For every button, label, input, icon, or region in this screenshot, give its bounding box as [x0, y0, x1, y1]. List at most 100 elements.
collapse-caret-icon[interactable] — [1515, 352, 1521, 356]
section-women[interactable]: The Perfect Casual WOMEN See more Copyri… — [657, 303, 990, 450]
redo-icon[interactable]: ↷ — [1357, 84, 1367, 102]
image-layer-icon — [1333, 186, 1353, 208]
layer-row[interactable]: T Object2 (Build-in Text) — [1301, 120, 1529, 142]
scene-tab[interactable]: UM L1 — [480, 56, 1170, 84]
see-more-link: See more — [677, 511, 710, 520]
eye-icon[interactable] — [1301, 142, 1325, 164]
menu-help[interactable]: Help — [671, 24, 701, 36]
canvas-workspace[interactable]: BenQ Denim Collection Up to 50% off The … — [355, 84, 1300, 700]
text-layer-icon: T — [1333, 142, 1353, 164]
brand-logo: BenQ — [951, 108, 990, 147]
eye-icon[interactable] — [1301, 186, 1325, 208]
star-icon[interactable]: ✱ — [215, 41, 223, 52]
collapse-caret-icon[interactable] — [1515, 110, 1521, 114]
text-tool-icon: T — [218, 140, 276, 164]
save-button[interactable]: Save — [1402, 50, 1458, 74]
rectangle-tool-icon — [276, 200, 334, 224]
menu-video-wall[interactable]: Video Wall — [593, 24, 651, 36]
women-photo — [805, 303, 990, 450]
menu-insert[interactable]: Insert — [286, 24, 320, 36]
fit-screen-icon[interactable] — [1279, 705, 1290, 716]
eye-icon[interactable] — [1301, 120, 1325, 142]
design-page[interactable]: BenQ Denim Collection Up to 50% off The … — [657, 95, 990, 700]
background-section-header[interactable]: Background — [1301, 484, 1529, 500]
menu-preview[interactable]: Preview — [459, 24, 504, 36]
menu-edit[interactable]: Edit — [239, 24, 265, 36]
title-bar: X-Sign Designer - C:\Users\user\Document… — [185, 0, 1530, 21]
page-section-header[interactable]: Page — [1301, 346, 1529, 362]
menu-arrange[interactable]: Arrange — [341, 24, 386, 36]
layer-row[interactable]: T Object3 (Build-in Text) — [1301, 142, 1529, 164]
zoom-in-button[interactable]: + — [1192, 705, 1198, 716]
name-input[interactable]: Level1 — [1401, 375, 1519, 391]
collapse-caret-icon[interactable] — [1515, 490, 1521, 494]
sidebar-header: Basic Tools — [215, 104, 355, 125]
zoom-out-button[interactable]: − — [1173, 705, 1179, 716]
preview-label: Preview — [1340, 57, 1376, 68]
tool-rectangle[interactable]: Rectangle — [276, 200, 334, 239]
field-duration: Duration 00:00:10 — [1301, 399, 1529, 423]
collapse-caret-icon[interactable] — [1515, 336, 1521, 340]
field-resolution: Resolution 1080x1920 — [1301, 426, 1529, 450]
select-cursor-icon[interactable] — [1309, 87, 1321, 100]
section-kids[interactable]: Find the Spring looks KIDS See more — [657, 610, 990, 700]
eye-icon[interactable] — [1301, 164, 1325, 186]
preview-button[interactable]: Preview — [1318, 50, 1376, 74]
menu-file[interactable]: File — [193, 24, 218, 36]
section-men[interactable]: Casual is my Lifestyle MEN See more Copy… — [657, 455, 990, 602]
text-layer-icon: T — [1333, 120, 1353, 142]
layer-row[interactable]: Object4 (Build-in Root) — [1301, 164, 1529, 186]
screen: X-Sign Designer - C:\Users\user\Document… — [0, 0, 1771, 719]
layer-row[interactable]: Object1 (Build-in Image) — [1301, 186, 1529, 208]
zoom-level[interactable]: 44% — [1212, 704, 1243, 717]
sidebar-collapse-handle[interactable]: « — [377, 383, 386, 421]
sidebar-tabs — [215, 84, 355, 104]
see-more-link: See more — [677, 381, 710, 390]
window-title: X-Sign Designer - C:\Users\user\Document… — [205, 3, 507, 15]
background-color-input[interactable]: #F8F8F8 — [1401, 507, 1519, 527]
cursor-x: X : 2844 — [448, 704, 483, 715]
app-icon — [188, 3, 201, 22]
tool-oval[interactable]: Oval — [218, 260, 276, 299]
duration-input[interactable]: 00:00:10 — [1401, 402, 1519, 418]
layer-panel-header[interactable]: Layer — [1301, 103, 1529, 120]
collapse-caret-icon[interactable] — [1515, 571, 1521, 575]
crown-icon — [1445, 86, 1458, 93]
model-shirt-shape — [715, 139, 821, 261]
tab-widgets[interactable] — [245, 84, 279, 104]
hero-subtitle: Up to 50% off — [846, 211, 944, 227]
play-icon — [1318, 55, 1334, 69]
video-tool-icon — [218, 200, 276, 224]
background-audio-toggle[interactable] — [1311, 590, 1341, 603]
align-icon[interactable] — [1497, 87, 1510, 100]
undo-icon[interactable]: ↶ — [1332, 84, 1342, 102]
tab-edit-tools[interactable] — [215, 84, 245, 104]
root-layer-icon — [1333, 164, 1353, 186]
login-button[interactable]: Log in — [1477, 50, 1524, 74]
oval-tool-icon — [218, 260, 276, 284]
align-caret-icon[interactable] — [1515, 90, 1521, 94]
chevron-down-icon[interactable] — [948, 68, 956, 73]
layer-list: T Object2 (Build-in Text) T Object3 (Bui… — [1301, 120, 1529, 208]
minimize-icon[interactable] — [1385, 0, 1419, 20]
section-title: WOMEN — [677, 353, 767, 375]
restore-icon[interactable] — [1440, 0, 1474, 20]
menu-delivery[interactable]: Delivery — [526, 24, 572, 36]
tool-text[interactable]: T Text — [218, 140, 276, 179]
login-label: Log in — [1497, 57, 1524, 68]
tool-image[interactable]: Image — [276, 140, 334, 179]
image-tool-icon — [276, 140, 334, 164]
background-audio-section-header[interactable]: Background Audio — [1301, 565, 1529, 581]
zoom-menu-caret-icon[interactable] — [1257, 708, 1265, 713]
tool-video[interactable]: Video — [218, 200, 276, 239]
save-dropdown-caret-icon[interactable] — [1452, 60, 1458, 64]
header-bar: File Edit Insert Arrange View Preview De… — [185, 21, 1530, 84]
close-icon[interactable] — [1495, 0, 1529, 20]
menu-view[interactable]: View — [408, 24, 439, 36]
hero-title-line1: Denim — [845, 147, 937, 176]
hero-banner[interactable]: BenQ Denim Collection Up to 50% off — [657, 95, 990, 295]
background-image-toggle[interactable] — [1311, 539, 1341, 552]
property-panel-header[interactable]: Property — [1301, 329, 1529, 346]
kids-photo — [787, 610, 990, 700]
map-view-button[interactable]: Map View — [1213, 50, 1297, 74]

● Objective
Set out every line of the items above as a Markdown table with two columns: Row, holding the row number, and Line, holding the line itself. Leave out any blank lines.

● Result of the exercise
| Row | Line |
|---|---|
| 1 | For every button, label, input, icon, or region in this screenshot, give its bounding box as [x0, y0, x1, y1]. List at most 100 elements. |
| 2 | collapse-caret-icon[interactable] — [1515, 352, 1521, 356] |
| 3 | section-women[interactable]: The Perfect Casual WOMEN See more Copyri… — [657, 303, 990, 450] |
| 4 | redo-icon[interactable]: ↷ — [1357, 84, 1367, 102] |
| 5 | image-layer-icon — [1333, 186, 1353, 208] |
| 6 | layer-row[interactable]: T Object2 (Build-in Text) — [1301, 120, 1529, 142] |
| 7 | scene-tab[interactable]: UM L1 — [480, 56, 1170, 84] |
| 8 | see-more-link: See more — [677, 511, 710, 520] |
| 9 | eye-icon[interactable] — [1301, 142, 1325, 164] |
| 10 | menu-help[interactable]: Help — [671, 24, 701, 36] |
| 11 | canvas-workspace[interactable]: BenQ Denim Collection Up to 50% off The … — [355, 84, 1300, 700] |
| 12 | text-layer-icon: T — [1333, 142, 1353, 164] |
| 13 | brand-logo: BenQ — [951, 108, 990, 147] |
| 14 | eye-icon[interactable] — [1301, 186, 1325, 208] |
| 15 | star-icon[interactable]: ✱ — [215, 41, 223, 52] |
| 16 | collapse-caret-icon[interactable] — [1515, 110, 1521, 114] |
| 17 | text-tool-icon: T — [218, 140, 276, 164] |
| 18 | save-button[interactable]: Save — [1402, 50, 1458, 74] |
| 19 | rectangle-tool-icon — [276, 200, 334, 224] |
| 20 | menu-video-wall[interactable]: Video Wall — [593, 24, 651, 36] |
| 21 | women-photo — [805, 303, 990, 450] |
| 22 | menu-insert[interactable]: Insert — [286, 24, 320, 36] |
| 23 | fit-screen-icon[interactable] — [1279, 705, 1290, 716] |
| 24 | eye-icon[interactable] — [1301, 120, 1325, 142] |
| 25 | design-page[interactable]: BenQ Denim Collection Up to 50% off The … — [657, 95, 990, 700] |
| 26 | background-section-header[interactable]: Background — [1301, 484, 1529, 500] |
| 27 | menu-preview[interactable]: Preview — [459, 24, 504, 36] |
| 28 | menu-edit[interactable]: Edit — [239, 24, 265, 36] |
| 29 | title-bar: X-Sign Designer - C:\Users\user\Document… — [185, 0, 1530, 21] |
| 30 | page-section-header[interactable]: Page — [1301, 346, 1529, 362] |
| 31 | menu-arrange[interactable]: Arrange — [341, 24, 386, 36] |
| 32 | layer-row[interactable]: T Object3 (Build-in Text) — [1301, 142, 1529, 164] |
| 33 | zoom-in-button[interactable]: + — [1192, 705, 1198, 716] |
| 34 | name-input[interactable]: Level1 — [1401, 375, 1519, 391] |
| 35 | collapse-caret-icon[interactable] — [1515, 490, 1521, 494] |
| 36 | sidebar-header: Basic Tools — [215, 104, 355, 125] |
| 37 | zoom-out-button[interactable]: − — [1173, 705, 1179, 716] |
| 38 | preview-label: Preview — [1340, 57, 1376, 68] |
| 39 | tool-rectangle[interactable]: Rectangle — [276, 200, 334, 239] |
| 40 | field-duration: Duration 00:00:10 — [1301, 399, 1529, 423] |
| 41 | collapse-caret-icon[interactable] — [1515, 336, 1521, 340] |
| 42 | field-resolution: Resolution 1080x1920 — [1301, 426, 1529, 450] |
| 43 | select-cursor-icon[interactable] — [1309, 87, 1321, 100] |
| 44 | section-kids[interactable]: Find the Spring looks KIDS See more — [657, 610, 990, 700] |
| 45 | eye-icon[interactable] — [1301, 164, 1325, 186] |
| 46 | preview-button[interactable]: Preview — [1318, 50, 1376, 74] |
| 47 | menu-file[interactable]: File — [193, 24, 218, 36] |
| 48 | section-men[interactable]: Casual is my Lifestyle MEN See more Copy… — [657, 455, 990, 602] |
| 49 | text-layer-icon: T — [1333, 120, 1353, 142] |
| 50 | layer-row[interactable]: Object4 (Build-in Root) — [1301, 164, 1529, 186] |
| 51 | screen: X-Sign Designer - C:\Users\user\Document… — [0, 0, 1771, 719] |
| 52 | layer-row[interactable]: Object1 (Build-in Image) — [1301, 186, 1529, 208] |
| 53 | zoom-level[interactable]: 44% — [1212, 704, 1243, 717] |
| 54 | sidebar-collapse-handle[interactable]: « — [377, 383, 386, 421] |
| 55 | sidebar-tabs — [215, 84, 355, 104] |
| 56 | see-more-link: See more — [677, 381, 710, 390] |
| 57 | window-title: X-Sign Designer - C:\Users\user\Document… — [205, 3, 507, 15] |
| 58 | background-color-input[interactable]: #F8F8F8 — [1401, 507, 1519, 527] |
| 59 | cursor-x: X : 2844 — [448, 704, 483, 715] |
| 60 | app-icon — [188, 3, 201, 22] |
| 61 | tool-oval[interactable]: Oval — [218, 260, 276, 299] |
| 62 | duration-input[interactable]: 00:00:10 — [1401, 402, 1519, 418] |
| 63 | layer-panel-header[interactable]: Layer — [1301, 103, 1529, 120] |
| 64 | collapse-caret-icon[interactable] — [1515, 571, 1521, 575] |
| 65 | crown-icon — [1445, 86, 1458, 93] |
| 66 | model-shirt-shape — [715, 139, 821, 261] |
| 67 | tab-widgets[interactable] — [245, 84, 279, 104] |
| 68 | hero-subtitle: Up to 50% off — [846, 211, 944, 227] |
| 69 | play-icon — [1318, 55, 1334, 69] |
| 70 | video-tool-icon — [218, 200, 276, 224] |
| 71 | background-audio-toggle[interactable] — [1311, 590, 1341, 603] |
| 72 | align-icon[interactable] — [1497, 87, 1510, 100] |
| 73 | undo-icon[interactable]: ↶ — [1332, 84, 1342, 102] |
| 74 | tab-edit-tools[interactable] — [215, 84, 245, 104] |
| 75 | root-layer-icon — [1333, 164, 1353, 186] |
| 76 | login-button[interactable]: Log in — [1477, 50, 1524, 74] |
| 77 | oval-tool-icon — [218, 260, 276, 284] |
| 78 | align-caret-icon[interactable] — [1515, 90, 1521, 94] |
| 79 | chevron-down-icon[interactable] — [948, 68, 956, 73] |
| 80 | layer-list: T Object2 (Build-in Text) T Object3 (Bui… — [1301, 120, 1529, 208] |
| 81 | minimize-icon[interactable] — [1385, 0, 1419, 20] |
| 82 | section-title: WOMEN — [677, 353, 767, 375] |
| 83 | restore-icon[interactable] — [1440, 0, 1474, 20] |
| 84 | menu-delivery[interactable]: Delivery — [526, 24, 572, 36] |
| 85 | tool-text[interactable]: T Text — [218, 140, 276, 179] |
| 86 | login-label: Log in — [1497, 57, 1524, 68] |
| 87 | tool-image[interactable]: Image — [276, 140, 334, 179] |
| 88 | image-tool-icon — [276, 140, 334, 164] |
| 89 | background-audio-section-header[interactable]: Background Audio — [1301, 565, 1529, 581] |
| 90 | zoom-menu-caret-icon[interactable] — [1257, 708, 1265, 713] |
| 91 | tool-video[interactable]: Video — [218, 200, 276, 239] |
| 92 | save-dropdown-caret-icon[interactable] — [1452, 60, 1458, 64] |
| 93 | header-bar: File Edit Insert Arrange View Preview De… — [185, 21, 1530, 84] |
| 94 | close-icon[interactable] — [1495, 0, 1529, 20] |
| 95 | menu-view[interactable]: View — [408, 24, 439, 36] |
| 96 | hero-title-line1: Denim — [845, 147, 937, 176] |
| 97 | hero-banner[interactable]: BenQ Denim Collection Up to 50% off — [657, 95, 990, 295] |
| 98 | background-image-toggle[interactable] — [1311, 539, 1341, 552] |
| 99 | property-panel-header[interactable]: Property — [1301, 329, 1529, 346] |
| 100 | kids-photo — [787, 610, 990, 700] |
| 101 | map-view-button[interactable]: Map View — [1213, 50, 1297, 74] |